Stored items

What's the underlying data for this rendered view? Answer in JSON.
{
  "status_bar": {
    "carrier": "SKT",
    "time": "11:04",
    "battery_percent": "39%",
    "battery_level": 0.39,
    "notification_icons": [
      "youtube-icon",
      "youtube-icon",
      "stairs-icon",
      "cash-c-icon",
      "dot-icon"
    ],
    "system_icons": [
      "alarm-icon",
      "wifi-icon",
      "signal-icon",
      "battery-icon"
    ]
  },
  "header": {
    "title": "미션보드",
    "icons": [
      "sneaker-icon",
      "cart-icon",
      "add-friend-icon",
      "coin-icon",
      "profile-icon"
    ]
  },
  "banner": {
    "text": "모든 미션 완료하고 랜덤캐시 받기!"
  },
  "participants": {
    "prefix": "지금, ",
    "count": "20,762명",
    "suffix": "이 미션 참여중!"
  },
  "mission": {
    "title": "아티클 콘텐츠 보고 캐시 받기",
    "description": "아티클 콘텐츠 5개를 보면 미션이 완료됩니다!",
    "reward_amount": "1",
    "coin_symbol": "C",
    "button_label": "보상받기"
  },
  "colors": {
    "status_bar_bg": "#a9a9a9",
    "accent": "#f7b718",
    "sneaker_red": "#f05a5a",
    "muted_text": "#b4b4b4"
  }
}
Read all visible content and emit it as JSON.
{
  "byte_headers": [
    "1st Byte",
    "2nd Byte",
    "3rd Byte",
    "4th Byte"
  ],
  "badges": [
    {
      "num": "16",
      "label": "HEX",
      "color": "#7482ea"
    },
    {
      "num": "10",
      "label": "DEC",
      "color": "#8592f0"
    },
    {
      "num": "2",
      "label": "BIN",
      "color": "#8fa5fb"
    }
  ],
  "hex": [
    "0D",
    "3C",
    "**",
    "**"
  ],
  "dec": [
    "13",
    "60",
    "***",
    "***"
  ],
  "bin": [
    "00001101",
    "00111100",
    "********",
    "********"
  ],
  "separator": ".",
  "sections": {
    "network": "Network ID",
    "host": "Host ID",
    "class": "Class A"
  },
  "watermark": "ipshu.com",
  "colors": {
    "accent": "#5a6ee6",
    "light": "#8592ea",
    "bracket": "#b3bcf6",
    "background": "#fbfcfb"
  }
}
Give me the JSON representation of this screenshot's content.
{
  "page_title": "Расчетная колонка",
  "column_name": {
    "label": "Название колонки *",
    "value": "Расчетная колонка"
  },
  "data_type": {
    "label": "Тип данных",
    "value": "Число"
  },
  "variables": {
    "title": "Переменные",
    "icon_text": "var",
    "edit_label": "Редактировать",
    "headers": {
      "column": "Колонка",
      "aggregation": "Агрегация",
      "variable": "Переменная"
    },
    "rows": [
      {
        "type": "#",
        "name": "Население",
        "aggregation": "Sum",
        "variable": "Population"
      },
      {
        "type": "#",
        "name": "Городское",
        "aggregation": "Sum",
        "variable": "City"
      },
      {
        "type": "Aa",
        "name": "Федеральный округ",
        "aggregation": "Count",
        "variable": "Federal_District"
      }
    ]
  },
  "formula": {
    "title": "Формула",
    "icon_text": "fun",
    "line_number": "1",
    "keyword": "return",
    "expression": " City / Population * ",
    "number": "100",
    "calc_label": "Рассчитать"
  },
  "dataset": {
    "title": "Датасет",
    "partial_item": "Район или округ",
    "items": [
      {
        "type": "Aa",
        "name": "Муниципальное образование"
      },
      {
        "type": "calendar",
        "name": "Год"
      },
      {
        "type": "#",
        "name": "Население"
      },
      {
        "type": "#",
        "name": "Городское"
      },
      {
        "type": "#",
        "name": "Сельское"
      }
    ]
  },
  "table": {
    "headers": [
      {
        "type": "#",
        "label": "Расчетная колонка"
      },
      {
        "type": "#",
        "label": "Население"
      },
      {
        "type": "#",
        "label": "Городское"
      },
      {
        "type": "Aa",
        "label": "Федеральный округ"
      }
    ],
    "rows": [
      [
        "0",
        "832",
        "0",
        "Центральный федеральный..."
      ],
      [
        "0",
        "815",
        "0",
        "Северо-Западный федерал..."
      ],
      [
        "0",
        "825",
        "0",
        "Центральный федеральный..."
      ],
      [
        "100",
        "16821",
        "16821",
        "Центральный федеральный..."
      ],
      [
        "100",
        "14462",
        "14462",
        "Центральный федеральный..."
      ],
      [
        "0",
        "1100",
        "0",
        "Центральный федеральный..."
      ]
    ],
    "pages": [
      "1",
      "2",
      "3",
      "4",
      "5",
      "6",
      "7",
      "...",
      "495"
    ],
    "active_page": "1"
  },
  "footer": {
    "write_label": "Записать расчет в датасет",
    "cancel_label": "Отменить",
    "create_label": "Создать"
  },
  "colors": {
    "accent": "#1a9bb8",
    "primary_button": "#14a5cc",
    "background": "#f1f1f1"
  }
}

▶ _Stated problem_:
Copy the material above, line for line.

▶ _Response for this exercise_:
What's the underlying data for this rendered view? Answer in JSON.
{
  "status_bar": {
    "carrier": "SKT",
    "time": "11:04",
    "battery_percent": "39%",
    "battery_level": 0.39,
    "notification_icons": [
      "youtube-icon",
      "youtube-icon",
      "stairs-icon",
      "cash-c-icon",
      "dot-icon"
    ],
    "system_icons": [
      "alarm-icon",
      "wifi-icon",
      "signal-icon",
      "battery-icon"
    ]
  },
  "header": {
    "title": "미션보드",
    "icons": [
      "sneaker-icon",
      "cart-icon",
      "add-friend-icon",
      "coin-icon",
      "profile-icon"
    ]
  },
  "banner": {
    "text": "모든 미션 완료하고 랜덤캐시 받기!"
  },
  "participants": {
    "prefix": "지금, ",
    "count": "20,762명",
    "suffix": "이 미션 참여중!"
  },
  "mission": {
    "title": "아티클 콘텐츠 보고 캐시 받기",
    "description": "아티클 콘텐츠 5개를 보면 미션이 완료됩니다!",
    "reward_amount": "1",
    "coin_symbol": "C",
    "button_label": "보상받기"
  },
  "colors": {
    "status_bar_bg": "#a9a9a9",
    "accent": "#f7b718",
    "sneaker_red": "#f05a5a",
    "muted_text": "#b4b4b4"
  }
}
Read all visible content and emit it as JSON.
{
  "byte_headers": [
    "1st Byte",
    "2nd Byte",
    "3rd Byte",
    "4th Byte"
  ],
  "badges": [
    {
      "num": "16",
      "label": "HEX",
      "color": "#7482ea"
    },
    {
      "num": "10",
      "label": "DEC",
      "color": "#8592f0"
    },
    {
      "num": "2",
      "label": "BIN",
      "color": "#8fa5fb"
    }
  ],
  "hex": [
    "0D",
    "3C",
    "**",
    "**"
  ],
  "dec": [
    "13",
    "60",
    "***",
    "***"
  ],
  "bin": [
    "00001101",
    "00111100",
    "********",
    "********"
  ],
  "separator": ".",
  "sections": {
    "network": "Network ID",
    "host": "Host ID",
    "class": "Class A"
  },
  "watermark": "ipshu.com",
  "colors": {
    "accent": "#5a6ee6",
    "light": "#8592ea",
    "bracket": "#b3bcf6",
    "background": "#fbfcfb"
  }
}
Give me the JSON representation of this screenshot's content.
{
  "page_title": "Расчетная колонка",
  "column_name": {
    "label": "Название колонки *",
    "value": "Расчетная колонка"
  },
  "data_type": {
    "label": "Тип данных",
    "value": "Число"
  },
  "variables": {
    "title": "Переменные",
    "icon_text": "var",
    "edit_label": "Редактировать",
    "headers": {
      "column": "Колонка",
      "aggregation": "Агрегация",
      "variable": "Переменная"
    },
    "rows": [
      {
        "type": "#",
        "name": "Население",
        "aggregation": "Sum",
        "variable": "Population"
      },
      {
        "type": "#",
        "name": "Городское",
        "aggregation": "Sum",
        "variable": "City"
      },
      {
        "type": "Aa",
        "name": "Федеральный округ",
        "aggregation": "Count",
        "variable": "Federal_District"
      }
    ]
  },
  "formula": {
    "title": "Формула",
    "icon_text": "fun",
    "line_number": "1",
    "keyword": "return",
    "expression": " City / Population * ",
    "number": "100",
    "calc_label": "Рассчитать"
  },
  "dataset": {
    "title": "Датасет",
    "partial_item": "Район или округ",
    "items": [
      {
        "type": "Aa",
        "name": "Муниципальное образование"
      },
      {
        "type": "calendar",
        "name": "Год"
      },
      {
        "type": "#",
        "name": "Население"
      },
      {
        "type": "#",
        "name": "Городское"
      },
      {
        "type": "#",
        "name": "Сельское"
      }
    ]
  },
  "table": {
    "headers": [
      {
        "type": "#",
        "label": "Расчетная колонка"
      },
      {
        "type": "#",
        "label": "Население"
      },
      {
        "type": "#",
        "label": "Городское"
      },
      {
        "type": "Aa",
        "label": "Федеральный округ"
      }
    ],
    "rows": [
      [
        "0",
        "832",
        "0",
        "Центральный федеральный..."
      ],
      [
        "0",
        "815",
        "0",
        "Северо-Западный федерал..."
      ],
      [
        "0",
        "825",
        "0",
        "Центральный федеральный..."
      ],
      [
        "100",
        "16821",
        "16821",
        "Центральный федеральный..."
      ],
      [
        "100",
        "14462",
        "14462",
        "Центральный федеральный..."
      ],
      [
        "0",
        "1100",
        "0",
        "Центральный федеральный..."
      ]
    ],
    "pages": [
      "1",
      "2",
      "3",
      "4",
      "5",
      "6",
      "7",
      "...",
      "495"
    ],
    "active_page": "1"
  },
  "footer": {
    "write_label": "Записать расчет в датасет",
    "cancel_label": "Отменить",
    "create_label": "Создать"
  },
  "colors": {
    "accent": "#1a9bb8",
    "primary_button": "#14a5cc",
    "background": "#f1f1f1"
  }
}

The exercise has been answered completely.